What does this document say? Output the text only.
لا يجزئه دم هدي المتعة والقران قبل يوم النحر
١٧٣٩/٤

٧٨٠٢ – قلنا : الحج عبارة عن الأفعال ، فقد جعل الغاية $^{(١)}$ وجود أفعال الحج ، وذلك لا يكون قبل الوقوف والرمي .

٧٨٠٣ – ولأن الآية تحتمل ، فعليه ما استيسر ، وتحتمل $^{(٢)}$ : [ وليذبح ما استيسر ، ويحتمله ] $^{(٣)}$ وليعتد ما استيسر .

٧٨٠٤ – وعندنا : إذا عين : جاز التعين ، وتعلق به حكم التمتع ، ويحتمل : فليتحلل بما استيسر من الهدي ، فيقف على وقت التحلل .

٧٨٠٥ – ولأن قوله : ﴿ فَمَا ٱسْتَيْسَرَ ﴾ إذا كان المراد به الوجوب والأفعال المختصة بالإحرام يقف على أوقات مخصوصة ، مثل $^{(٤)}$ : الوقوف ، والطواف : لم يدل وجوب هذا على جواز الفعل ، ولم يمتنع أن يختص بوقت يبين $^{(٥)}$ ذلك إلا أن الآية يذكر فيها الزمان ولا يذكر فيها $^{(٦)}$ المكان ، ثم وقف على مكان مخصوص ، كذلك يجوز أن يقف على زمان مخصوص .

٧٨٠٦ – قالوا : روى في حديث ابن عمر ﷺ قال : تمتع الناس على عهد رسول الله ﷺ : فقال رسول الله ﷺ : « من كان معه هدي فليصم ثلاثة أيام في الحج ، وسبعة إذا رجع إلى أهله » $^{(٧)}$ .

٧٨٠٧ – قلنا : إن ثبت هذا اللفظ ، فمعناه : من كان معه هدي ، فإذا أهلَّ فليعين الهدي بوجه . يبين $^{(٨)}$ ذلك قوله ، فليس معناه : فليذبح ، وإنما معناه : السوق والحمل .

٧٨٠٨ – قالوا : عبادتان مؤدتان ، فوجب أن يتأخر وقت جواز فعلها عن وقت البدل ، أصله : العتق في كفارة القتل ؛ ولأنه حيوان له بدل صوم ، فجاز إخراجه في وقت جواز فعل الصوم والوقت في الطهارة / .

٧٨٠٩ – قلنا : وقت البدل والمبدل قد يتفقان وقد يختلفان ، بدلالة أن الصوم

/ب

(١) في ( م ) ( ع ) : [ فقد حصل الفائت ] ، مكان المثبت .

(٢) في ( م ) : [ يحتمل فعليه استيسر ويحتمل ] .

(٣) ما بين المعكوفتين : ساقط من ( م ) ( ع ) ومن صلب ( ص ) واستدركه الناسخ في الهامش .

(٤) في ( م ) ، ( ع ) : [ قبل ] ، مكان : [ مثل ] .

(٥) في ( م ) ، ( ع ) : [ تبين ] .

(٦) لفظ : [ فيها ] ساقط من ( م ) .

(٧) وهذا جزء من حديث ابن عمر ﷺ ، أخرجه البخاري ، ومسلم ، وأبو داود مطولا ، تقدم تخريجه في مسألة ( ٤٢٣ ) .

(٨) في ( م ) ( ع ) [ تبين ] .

***

→ **Written task**
The records above are to be copied in full, exactly as written.

→ **Task response**
What does this document say? Output the text only.
لا يجزئه دم هدي المتعة والقران قبل يوم النحر
١٧٣٩/٤

٧٨٠٢ – قلنا : الحج عبارة عن الأفعال ، فقد جعل الغاية $^{(١)}$ وجود أفعال الحج ، وذلك لا يكون قبل الوقوف والرمي .

٧٨٠٣ – ولأن الآية تحتمل ، فعليه ما استيسر ، وتحتمل $^{(٢)}$ : [ وليذبح ما استيسر ، ويحتمله ] $^{(٣)}$ وليعتد ما استيسر .

٧٨٠٤ – وعندنا : إذا عين : جاز التعين ، وتعلق به حكم التمتع ، ويحتمل : فليتحلل بما استيسر من الهدي ، فيقف على وقت التحلل .

٧٨٠٥ – ولأن قوله : ﴿ فَمَا ٱسْتَيْسَرَ ﴾ إذا كان المراد به الوجوب والأفعال المختصة بالإحرام يقف على أوقات مخصوصة ، مثل $^{(٤)}$ : الوقوف ، والطواف : لم يدل وجوب هذا على جواز الفعل ، ولم يمتنع أن يختص بوقت يبين $^{(٥)}$ ذلك إلا أن الآية يذكر فيها الزمان ولا يذكر فيها $^{(٦)}$ المكان ، ثم وقف على مكان مخصوص ، كذلك يجوز أن يقف على زمان مخصوص .

٧٨٠٦ – قالوا : روى في حديث ابن عمر ﷺ قال : تمتع الناس على عهد رسول الله ﷺ : فقال رسول الله ﷺ : « من كان معه هدي فليصم ثلاثة أيام في الحج ، وسبعة إذا رجع إلى أهله » $^{(٧)}$ .

٧٨٠٧ – قلنا : إن ثبت هذا اللفظ ، فمعناه : من كان معه هدي ، فإذا أهلَّ فليعين الهدي بوجه . يبين $^{(٨)}$ ذلك قوله ، فليس معناه : فليذبح ، وإنما معناه : السوق والحمل .

٧٨٠٨ – قالوا : عبادتان مؤدتان ، فوجب أن يتأخر وقت جواز فعلها عن وقت البدل ، أصله : العتق في كفارة القتل ؛ ولأنه حيوان له بدل صوم ، فجاز إخراجه في وقت جواز فعل الصوم والوقت في الطهارة / .

٧٨٠٩ – قلنا : وقت البدل والمبدل قد يتفقان وقد يختلفان ، بدلالة أن الصوم

/ب

(١) في ( م ) ( ع ) : [ فقد حصل الفائت ] ، مكان المثبت .

(٢) في ( م ) : [ يحتمل فعليه استيسر ويحتمل ] .

(٣) ما بين المعكوفتين : ساقط من ( م ) ( ع ) ومن صلب ( ص ) واستدركه الناسخ في الهامش .

(٤) في ( م ) ، ( ع ) : [ قبل ] ، مكان : [ مثل ] .

(٥) في ( م ) ، ( ع ) : [ تبين ] .

(٦) لفظ : [ فيها ] ساقط من ( م ) .

(٧) وهذا جزء من حديث ابن عمر ﷺ ، أخرجه البخاري ، ومسلم ، وأبو داود مطولا ، تقدم تخريجه في مسألة ( ٤٢٣ ) .

(٨) في ( م ) ( ع ) [ تبين ] .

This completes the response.